(Some records)
====================
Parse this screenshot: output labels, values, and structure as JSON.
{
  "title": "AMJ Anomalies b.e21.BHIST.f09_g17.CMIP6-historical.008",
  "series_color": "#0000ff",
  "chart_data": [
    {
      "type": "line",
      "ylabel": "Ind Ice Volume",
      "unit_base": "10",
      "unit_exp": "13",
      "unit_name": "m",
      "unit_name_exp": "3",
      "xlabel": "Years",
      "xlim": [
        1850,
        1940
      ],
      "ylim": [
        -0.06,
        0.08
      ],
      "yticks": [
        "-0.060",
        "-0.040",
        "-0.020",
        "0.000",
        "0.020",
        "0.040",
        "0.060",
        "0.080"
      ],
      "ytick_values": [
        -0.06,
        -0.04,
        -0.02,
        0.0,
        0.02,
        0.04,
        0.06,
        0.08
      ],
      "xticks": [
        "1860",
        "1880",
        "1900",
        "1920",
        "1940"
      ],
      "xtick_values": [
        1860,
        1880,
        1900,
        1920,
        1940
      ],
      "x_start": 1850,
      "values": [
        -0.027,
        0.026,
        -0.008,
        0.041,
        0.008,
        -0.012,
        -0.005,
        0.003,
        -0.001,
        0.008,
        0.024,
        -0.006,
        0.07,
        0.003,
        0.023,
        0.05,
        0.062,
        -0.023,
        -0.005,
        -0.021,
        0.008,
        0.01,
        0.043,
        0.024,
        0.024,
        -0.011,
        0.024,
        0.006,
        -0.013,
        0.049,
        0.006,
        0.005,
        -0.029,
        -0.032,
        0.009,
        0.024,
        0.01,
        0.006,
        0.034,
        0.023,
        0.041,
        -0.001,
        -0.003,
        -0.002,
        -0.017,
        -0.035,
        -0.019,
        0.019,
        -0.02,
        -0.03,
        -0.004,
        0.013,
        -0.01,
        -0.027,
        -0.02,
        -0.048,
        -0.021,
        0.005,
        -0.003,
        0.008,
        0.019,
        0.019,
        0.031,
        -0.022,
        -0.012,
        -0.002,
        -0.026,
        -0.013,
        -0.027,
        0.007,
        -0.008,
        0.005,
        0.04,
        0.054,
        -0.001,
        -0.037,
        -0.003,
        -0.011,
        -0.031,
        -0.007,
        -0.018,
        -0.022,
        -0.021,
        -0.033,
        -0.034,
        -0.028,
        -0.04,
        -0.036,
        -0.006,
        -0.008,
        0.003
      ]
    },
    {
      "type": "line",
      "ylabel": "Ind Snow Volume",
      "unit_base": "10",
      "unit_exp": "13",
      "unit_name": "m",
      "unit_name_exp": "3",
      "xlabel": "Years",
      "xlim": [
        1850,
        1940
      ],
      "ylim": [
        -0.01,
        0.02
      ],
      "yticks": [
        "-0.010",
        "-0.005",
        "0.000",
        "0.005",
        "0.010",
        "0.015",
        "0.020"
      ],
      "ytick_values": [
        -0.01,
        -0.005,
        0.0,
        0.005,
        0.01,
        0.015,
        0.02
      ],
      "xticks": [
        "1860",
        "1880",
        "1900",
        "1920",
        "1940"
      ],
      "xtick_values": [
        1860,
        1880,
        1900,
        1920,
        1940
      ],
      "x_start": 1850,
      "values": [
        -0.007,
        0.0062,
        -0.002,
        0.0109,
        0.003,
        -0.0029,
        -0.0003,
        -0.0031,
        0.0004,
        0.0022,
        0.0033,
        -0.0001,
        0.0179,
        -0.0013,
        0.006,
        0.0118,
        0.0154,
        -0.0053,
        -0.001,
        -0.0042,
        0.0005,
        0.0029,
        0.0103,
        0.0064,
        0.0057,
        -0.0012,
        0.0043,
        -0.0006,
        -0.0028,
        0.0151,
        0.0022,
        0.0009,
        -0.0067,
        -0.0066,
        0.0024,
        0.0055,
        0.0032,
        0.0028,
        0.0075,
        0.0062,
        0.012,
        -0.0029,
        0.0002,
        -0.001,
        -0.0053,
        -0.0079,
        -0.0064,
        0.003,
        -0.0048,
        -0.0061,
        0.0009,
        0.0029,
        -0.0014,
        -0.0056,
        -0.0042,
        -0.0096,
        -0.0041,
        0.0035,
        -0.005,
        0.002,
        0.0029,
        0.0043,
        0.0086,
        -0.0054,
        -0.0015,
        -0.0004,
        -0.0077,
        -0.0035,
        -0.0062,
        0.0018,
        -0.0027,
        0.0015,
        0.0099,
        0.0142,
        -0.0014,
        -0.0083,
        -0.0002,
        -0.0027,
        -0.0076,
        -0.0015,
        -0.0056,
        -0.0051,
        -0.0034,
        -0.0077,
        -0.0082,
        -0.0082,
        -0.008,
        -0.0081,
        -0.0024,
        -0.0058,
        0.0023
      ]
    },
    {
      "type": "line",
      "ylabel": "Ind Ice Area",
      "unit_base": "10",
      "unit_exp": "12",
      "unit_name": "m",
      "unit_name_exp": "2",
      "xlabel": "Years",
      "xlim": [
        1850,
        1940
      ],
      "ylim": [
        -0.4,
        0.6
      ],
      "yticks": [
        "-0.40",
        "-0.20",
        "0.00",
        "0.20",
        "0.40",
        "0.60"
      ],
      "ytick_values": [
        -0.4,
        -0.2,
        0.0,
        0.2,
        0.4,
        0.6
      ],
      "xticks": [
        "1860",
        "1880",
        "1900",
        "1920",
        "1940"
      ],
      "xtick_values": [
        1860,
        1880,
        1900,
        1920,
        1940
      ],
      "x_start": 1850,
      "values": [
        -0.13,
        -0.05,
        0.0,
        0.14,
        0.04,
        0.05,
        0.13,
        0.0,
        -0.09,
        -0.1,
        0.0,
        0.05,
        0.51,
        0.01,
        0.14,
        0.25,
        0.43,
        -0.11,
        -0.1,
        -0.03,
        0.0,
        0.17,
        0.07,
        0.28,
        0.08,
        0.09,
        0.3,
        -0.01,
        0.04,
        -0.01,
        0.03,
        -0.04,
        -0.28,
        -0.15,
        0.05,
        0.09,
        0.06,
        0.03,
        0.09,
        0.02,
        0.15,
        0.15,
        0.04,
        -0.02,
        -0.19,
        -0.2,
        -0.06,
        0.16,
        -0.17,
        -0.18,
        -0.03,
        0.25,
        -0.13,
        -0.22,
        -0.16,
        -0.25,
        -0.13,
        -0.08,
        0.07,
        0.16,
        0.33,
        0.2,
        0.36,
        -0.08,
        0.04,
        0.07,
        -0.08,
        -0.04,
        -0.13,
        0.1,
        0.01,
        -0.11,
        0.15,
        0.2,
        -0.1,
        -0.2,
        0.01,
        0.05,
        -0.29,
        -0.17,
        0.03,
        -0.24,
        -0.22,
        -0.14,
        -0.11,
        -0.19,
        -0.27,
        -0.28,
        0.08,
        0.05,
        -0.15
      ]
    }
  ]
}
====================
WHAT YOU ARE ASKED TO DO | Look through the entries above; copy each line where the string "ylabel" appears.

RESPONSE BELOW |
      "ylabel": "Ind Ice Volume",
      "ylabel": "Ind Snow Volume",
      "ylabel": "Ind Ice Area",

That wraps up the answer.